### What the exercise asks
List everything the migraine passage says many patients with migraine report about sleep.

### Passage to read
..............................

Researchers found a significant decrease in cortical silent period duration after sleep restriction in patients with interictal migraine compared to controls.
Using a transcranial magnetic stimulation method, researchers have found that reduced sleep alters central nervous inhibition from GABAergic and dopaminergic mechanisms differently in individuals with migraines versus those without.
Migraine is a primary headache disorder with a well-established association with insufficient sleep. According to the study, migraine affects approximately 15% of adults aged 15 to 64 globally and is the leading cause for years lived with disability below 50 years of age. Many patients with migraine report problems with sleep, headaches upon awakening, and using sleep as a way to avoid a headache. Researchers have also found worse sleep quality compared to individuals without migraines, as well as an increased likelihood for insomnia-like sleep patterns among individuals with migraines.

..............................

### Supplied information
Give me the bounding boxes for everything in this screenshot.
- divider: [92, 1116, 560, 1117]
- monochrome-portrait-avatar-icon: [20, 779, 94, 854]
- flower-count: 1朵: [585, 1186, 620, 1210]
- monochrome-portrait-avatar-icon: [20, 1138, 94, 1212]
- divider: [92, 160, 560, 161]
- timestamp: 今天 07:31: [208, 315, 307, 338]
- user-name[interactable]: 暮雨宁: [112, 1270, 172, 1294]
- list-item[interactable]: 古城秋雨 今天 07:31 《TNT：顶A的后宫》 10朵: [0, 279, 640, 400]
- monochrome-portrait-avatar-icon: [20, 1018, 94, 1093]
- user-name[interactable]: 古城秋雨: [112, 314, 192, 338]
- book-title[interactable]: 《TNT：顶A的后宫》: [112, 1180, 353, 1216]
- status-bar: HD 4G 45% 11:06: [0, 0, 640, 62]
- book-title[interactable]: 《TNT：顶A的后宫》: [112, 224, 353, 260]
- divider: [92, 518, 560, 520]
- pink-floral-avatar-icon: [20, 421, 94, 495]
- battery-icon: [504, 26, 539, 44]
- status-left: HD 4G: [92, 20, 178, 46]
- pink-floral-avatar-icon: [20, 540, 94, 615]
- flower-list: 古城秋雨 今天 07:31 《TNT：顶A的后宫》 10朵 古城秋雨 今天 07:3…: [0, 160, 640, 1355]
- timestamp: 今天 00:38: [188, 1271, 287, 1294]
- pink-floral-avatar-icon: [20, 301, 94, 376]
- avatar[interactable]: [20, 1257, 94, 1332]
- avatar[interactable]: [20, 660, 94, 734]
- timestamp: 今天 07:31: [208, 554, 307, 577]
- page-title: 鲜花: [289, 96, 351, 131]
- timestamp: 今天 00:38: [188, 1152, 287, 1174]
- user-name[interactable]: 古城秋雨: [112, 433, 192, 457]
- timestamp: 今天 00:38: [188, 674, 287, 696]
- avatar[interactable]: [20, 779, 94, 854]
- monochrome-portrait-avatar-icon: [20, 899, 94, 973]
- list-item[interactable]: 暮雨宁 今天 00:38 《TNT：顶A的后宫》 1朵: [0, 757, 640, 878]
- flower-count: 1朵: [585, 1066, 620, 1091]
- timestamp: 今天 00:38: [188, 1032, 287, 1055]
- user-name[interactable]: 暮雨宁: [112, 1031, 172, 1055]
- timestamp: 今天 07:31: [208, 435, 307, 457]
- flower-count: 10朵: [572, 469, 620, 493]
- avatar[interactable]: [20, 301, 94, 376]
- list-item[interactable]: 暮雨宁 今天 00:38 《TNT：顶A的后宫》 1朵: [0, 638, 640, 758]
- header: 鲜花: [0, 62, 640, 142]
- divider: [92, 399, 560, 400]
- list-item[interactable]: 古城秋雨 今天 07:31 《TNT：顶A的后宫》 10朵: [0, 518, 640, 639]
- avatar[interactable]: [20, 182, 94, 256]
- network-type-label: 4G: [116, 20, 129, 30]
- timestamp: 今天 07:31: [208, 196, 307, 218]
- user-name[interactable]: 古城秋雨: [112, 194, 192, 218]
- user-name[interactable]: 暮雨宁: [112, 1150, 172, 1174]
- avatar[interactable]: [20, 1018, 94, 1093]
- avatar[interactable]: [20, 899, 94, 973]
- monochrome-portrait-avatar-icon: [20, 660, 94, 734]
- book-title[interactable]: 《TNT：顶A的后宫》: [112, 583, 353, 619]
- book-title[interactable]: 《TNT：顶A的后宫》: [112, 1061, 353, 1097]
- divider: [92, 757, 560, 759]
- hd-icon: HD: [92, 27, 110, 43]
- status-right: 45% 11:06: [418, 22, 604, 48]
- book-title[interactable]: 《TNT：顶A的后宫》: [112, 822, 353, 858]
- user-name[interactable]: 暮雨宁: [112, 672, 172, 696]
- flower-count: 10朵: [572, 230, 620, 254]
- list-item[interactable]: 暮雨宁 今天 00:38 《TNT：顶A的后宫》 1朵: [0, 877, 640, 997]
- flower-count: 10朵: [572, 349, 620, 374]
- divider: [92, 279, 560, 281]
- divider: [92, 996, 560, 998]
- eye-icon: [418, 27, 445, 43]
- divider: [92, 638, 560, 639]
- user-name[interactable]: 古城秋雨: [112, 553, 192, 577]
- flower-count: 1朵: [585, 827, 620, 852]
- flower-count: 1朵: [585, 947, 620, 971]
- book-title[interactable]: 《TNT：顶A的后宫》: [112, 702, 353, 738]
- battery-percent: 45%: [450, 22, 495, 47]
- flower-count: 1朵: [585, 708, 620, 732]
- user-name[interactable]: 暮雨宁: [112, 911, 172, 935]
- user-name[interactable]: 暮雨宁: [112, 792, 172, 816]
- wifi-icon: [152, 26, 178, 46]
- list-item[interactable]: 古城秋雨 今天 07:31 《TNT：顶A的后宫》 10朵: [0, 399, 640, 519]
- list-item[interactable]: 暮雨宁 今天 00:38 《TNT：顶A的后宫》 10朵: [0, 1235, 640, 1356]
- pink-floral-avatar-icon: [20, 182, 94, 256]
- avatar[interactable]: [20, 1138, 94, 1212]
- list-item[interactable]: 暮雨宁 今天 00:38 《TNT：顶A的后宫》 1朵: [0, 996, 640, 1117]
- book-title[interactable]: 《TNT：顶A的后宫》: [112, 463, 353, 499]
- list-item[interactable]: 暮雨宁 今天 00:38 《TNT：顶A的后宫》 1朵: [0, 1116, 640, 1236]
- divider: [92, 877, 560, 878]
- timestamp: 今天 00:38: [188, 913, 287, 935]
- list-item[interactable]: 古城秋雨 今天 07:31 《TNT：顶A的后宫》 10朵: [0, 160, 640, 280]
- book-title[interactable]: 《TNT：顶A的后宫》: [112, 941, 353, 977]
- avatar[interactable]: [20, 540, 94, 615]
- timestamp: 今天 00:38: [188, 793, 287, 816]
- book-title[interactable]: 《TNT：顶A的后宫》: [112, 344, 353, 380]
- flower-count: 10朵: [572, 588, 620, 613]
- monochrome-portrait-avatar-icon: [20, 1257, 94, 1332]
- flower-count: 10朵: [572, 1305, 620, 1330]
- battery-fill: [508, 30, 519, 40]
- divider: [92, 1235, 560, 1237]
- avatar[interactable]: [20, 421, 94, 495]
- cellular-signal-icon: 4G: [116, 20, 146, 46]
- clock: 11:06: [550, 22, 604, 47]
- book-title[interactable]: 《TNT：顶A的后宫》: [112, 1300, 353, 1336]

..............................

### Task result
- Problems with sleep
- Headaches upon awakening
- Using sleep as a way to avoid a headache